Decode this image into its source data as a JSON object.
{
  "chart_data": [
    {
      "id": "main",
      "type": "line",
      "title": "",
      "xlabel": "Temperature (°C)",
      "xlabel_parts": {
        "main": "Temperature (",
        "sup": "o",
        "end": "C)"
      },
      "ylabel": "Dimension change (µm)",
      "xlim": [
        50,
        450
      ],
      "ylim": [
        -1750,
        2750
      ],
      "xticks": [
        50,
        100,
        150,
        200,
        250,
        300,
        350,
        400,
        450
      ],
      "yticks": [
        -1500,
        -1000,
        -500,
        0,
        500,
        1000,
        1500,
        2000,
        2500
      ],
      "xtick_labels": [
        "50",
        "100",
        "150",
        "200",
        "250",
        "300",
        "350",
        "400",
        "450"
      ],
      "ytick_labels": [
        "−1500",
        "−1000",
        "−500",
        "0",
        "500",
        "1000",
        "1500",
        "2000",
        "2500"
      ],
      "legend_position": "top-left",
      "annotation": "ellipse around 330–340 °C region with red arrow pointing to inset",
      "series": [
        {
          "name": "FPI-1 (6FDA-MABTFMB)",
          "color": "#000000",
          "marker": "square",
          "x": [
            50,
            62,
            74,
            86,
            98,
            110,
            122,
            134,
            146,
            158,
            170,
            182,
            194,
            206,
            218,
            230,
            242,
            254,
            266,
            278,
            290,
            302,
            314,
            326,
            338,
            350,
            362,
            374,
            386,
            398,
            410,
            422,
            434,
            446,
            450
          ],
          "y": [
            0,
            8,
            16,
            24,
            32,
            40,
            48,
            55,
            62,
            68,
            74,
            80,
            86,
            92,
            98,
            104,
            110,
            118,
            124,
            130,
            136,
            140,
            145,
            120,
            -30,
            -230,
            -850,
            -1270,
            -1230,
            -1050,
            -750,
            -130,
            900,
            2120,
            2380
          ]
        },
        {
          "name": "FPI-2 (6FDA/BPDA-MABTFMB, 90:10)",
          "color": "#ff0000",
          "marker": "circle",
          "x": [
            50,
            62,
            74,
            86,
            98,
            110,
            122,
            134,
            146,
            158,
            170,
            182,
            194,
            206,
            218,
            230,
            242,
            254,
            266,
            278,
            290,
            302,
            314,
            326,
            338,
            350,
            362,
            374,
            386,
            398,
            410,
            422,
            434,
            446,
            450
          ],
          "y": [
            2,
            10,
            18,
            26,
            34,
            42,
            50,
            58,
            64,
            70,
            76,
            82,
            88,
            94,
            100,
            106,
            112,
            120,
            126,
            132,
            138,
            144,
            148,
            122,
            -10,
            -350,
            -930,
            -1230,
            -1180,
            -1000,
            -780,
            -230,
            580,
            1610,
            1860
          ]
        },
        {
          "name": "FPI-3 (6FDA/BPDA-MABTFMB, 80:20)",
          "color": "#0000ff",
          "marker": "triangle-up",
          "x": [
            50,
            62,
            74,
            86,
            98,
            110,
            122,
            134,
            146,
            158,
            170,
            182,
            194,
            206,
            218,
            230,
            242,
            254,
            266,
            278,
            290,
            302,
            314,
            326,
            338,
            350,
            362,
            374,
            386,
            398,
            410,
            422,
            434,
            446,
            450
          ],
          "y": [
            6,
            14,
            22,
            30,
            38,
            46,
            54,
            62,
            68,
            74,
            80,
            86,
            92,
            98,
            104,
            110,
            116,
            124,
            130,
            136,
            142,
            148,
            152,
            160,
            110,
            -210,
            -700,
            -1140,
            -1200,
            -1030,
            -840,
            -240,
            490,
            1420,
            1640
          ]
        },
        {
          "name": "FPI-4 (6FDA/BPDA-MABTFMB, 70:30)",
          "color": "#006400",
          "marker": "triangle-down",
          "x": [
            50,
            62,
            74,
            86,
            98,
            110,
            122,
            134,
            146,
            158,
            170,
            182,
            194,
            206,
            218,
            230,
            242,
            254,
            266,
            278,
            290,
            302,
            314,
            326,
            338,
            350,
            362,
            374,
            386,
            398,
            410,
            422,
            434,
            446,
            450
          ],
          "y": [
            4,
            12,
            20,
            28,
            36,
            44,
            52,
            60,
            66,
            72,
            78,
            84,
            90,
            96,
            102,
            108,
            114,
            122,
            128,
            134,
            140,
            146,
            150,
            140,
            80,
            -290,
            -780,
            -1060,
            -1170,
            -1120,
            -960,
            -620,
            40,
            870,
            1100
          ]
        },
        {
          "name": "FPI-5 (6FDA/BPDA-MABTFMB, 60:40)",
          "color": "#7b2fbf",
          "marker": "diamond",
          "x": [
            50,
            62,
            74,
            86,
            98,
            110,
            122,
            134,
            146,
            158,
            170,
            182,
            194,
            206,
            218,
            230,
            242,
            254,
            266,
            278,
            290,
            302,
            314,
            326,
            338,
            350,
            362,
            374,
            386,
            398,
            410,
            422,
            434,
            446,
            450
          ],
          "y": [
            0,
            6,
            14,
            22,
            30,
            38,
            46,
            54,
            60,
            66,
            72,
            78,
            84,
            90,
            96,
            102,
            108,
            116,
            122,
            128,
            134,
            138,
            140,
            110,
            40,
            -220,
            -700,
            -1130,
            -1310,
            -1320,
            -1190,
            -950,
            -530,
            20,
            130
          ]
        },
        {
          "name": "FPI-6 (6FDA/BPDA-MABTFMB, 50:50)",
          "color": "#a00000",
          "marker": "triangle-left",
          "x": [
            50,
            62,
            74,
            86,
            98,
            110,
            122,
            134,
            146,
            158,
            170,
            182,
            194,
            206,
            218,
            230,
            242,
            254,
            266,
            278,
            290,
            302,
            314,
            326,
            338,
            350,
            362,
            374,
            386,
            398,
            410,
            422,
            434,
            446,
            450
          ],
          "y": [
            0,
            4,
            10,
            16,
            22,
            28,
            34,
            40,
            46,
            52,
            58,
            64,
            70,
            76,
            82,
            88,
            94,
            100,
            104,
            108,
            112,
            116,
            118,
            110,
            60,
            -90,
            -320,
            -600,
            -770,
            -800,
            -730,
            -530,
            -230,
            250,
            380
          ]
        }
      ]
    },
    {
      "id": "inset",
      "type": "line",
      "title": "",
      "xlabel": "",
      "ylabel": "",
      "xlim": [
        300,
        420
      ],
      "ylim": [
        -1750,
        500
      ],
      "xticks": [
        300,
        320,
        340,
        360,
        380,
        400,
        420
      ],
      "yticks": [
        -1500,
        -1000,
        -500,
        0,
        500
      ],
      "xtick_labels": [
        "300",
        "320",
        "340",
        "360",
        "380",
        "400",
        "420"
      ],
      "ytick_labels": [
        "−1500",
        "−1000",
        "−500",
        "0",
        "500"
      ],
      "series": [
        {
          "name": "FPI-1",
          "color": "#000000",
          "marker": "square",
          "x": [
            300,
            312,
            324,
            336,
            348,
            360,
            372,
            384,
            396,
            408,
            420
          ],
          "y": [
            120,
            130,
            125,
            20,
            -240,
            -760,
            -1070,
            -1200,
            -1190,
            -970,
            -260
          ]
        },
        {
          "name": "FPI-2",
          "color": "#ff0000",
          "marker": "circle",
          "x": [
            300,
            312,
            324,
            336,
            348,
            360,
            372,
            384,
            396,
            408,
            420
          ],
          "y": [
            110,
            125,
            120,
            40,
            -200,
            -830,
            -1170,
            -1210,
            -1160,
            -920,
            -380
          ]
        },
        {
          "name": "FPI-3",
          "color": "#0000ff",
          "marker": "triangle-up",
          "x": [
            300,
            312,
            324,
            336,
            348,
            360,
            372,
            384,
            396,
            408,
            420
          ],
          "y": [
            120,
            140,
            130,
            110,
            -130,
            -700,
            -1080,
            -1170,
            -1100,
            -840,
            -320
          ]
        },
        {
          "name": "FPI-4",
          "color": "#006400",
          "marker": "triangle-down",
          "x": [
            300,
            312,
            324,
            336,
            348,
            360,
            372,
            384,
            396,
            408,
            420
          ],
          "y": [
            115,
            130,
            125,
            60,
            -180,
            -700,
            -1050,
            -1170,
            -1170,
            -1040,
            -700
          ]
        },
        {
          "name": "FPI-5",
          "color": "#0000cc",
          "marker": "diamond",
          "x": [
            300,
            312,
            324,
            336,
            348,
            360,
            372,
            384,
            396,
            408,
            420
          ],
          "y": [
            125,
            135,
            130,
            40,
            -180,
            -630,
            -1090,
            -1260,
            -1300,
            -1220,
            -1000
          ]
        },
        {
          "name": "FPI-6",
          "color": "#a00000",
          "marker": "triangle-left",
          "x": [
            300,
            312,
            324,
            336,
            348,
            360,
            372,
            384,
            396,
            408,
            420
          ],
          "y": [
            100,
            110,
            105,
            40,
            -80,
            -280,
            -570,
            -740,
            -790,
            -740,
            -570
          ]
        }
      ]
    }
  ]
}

━━━━━━━━━━━━━━━━━━━━

▸ **WORK TO BE COMPLETED**: Look for the word "Temperature" in every line of the listing and copy the lines that have it.

▸ **RESPONSE TO THIS EXERCISE**:
      "xlabel": "Temperature (°C)",
        "main": "Temperature (",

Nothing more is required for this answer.